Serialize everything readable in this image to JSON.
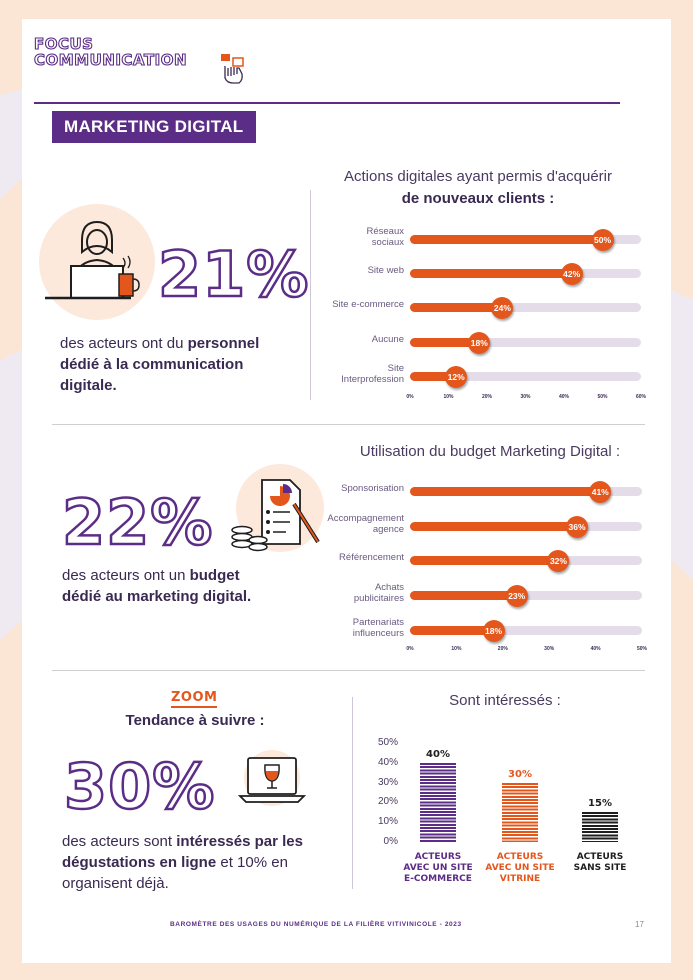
{
  "header": {
    "focus_line1": "FOCUS",
    "focus_line2": "COMMUNICATION"
  },
  "section_badge": "MARKETING DIGITAL",
  "stat1": {
    "value": "21%",
    "text_before": "des acteurs ont du ",
    "text_bold": "personnel dédié à la communication digitale."
  },
  "stat2": {
    "value": "22%",
    "text_before": "des acteurs ont un ",
    "text_bold": "budget dédié au marketing digital."
  },
  "zoom": {
    "label": "ZOOM",
    "subtitle": "Tendance à suivre :"
  },
  "stat3": {
    "value": "30%",
    "text_before": "des acteurs sont ",
    "text_bold": "intéressés par les dégustations en ligne",
    "text_after": " et 10% en organisent déjà."
  },
  "chart_data": [
    {
      "type": "bar",
      "orientation": "horizontal",
      "title_line1": "Actions digitales ayant permis d'acquérir",
      "title_line2": "de nouveaux clients :",
      "categories": [
        [
          "Réseaux",
          "sociaux"
        ],
        [
          "Site web"
        ],
        [
          "Site e-commerce"
        ],
        [
          "Aucune"
        ],
        [
          "Site",
          "Interprofession"
        ]
      ],
      "values": [
        50,
        42,
        24,
        18,
        12
      ],
      "value_labels": [
        "50%",
        "42%",
        "24%",
        "18%",
        "12%"
      ],
      "xlim": [
        0,
        60
      ],
      "x_ticks": [
        "0%",
        "10%",
        "20%",
        "30%",
        "40%",
        "50%",
        "60%"
      ],
      "color": "#e4571c",
      "track_color": "#e4dde9"
    },
    {
      "type": "bar",
      "orientation": "horizontal",
      "title_line1": "Utilisation du budget Marketing Digital :",
      "categories": [
        [
          "Sponsorisation"
        ],
        [
          "Accompagnement",
          "agence"
        ],
        [
          "Référencement"
        ],
        [
          "Achats",
          "publicitaires"
        ],
        [
          "Partenariats",
          "influenceurs"
        ]
      ],
      "values": [
        41,
        36,
        32,
        23,
        18
      ],
      "value_labels": [
        "41%",
        "36%",
        "32%",
        "23%",
        "18%"
      ],
      "xlim": [
        0,
        50
      ],
      "x_ticks": [
        "0%",
        "10%",
        "20%",
        "30%",
        "40%",
        "50%"
      ],
      "color": "#e4571c",
      "track_color": "#e4dde9"
    },
    {
      "type": "bar",
      "orientation": "vertical",
      "title_line1": "Sont intéressés :",
      "categories": [
        [
          "ACTEURS",
          "AVEC UN SITE",
          "E-COMMERCE"
        ],
        [
          "ACTEURS",
          "AVEC UN SITE",
          "VITRINE"
        ],
        [
          "ACTEURS",
          "SANS SITE"
        ]
      ],
      "values": [
        40,
        30,
        15
      ],
      "value_labels": [
        "40%",
        "30%",
        "15%"
      ],
      "colors": [
        "#5b2d86",
        "#e4571c",
        "#1e1e1e"
      ],
      "ylim": [
        0,
        50
      ],
      "y_ticks": [
        "0%",
        "10%",
        "20%",
        "30%",
        "40%",
        "50%"
      ]
    }
  ],
  "footer": {
    "text": "BAROMÈTRE DES USAGES DU NUMÉRIQUE DE LA FILIÈRE VITIVINICOLE - 2023",
    "page_number": "17"
  }
}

TO DO>
Transcribe every line from the records above without alteration, and leave out the images.

THE COMPLETED TASK>
Serialize everything readable in this image to JSON.
{
  "header": {
    "focus_line1": "FOCUS",
    "focus_line2": "COMMUNICATION"
  },
  "section_badge": "MARKETING DIGITAL",
  "stat1": {
    "value": "21%",
    "text_before": "des acteurs ont du ",
    "text_bold": "personnel dédié à la communication digitale."
  },
  "stat2": {
    "value": "22%",
    "text_before": "des acteurs ont un ",
    "text_bold": "budget dédié au marketing digital."
  },
  "zoom": {
    "label": "ZOOM",
    "subtitle": "Tendance à suivre :"
  },
  "stat3": {
    "value": "30%",
    "text_before": "des acteurs sont ",
    "text_bold": "intéressés par les dégustations en ligne",
    "text_after": " et 10% en organisent déjà."
  },
  "chart_data": [
    {
      "type": "bar",
      "orientation": "horizontal",
      "title_line1": "Actions digitales ayant permis d'acquérir",
      "title_line2": "de nouveaux clients :",
      "categories": [
        [
          "Réseaux",
          "sociaux"
        ],
        [
          "Site web"
        ],
        [
          "Site e-commerce"
        ],
        [
          "Aucune"
        ],
        [
          "Site",
          "Interprofession"
        ]
      ],
      "values": [
        50,
        42,
        24,
        18,
        12
      ],
      "value_labels": [
        "50%",
        "42%",
        "24%",
        "18%",
        "12%"
      ],
      "xlim": [
        0,
        60
      ],
      "x_ticks": [
        "0%",
        "10%",
        "20%",
        "30%",
        "40%",
        "50%",
        "60%"
      ],
      "color": "#e4571c",
      "track_color": "#e4dde9"
    },
    {
      "type": "bar",
      "orientation": "horizontal",
      "title_line1": "Utilisation du budget Marketing Digital :",
      "categories": [
        [
          "Sponsorisation"
        ],
        [
          "Accompagnement",
          "agence"
        ],
        [
          "Référencement"
        ],
        [
          "Achats",
          "publicitaires"
        ],
        [
          "Partenariats",
          "influenceurs"
        ]
      ],
      "values": [
        41,
        36,
        32,
        23,
        18
      ],
      "value_labels": [
        "41%",
        "36%",
        "32%",
        "23%",
        "18%"
      ],
      "xlim": [
        0,
        50
      ],
      "x_ticks": [
        "0%",
        "10%",
        "20%",
        "30%",
        "40%",
        "50%"
      ],
      "color": "#e4571c",
      "track_color": "#e4dde9"
    },
    {
      "type": "bar",
      "orientation": "vertical",
      "title_line1": "Sont intéressés :",
      "categories": [
        [
          "ACTEURS",
          "AVEC UN SITE",
          "E-COMMERCE"
        ],
        [
          "ACTEURS",
          "AVEC UN SITE",
          "VITRINE"
        ],
        [
          "ACTEURS",
          "SANS SITE"
        ]
      ],
      "values": [
        40,
        30,
        15
      ],
      "value_labels": [
        "40%",
        "30%",
        "15%"
      ],
      "colors": [
        "#5b2d86",
        "#e4571c",
        "#1e1e1e"
      ],
      "ylim": [
        0,
        50
      ],
      "y_ticks": [
        "0%",
        "10%",
        "20%",
        "30%",
        "40%",
        "50%"
      ]
    }
  ],
  "footer": {
    "text": "BAROMÈTRE DES USAGES DU NUMÉRIQUE DE LA FILIÈRE VITIVINICOLE - 2023",
    "page_number": "17"
  }
}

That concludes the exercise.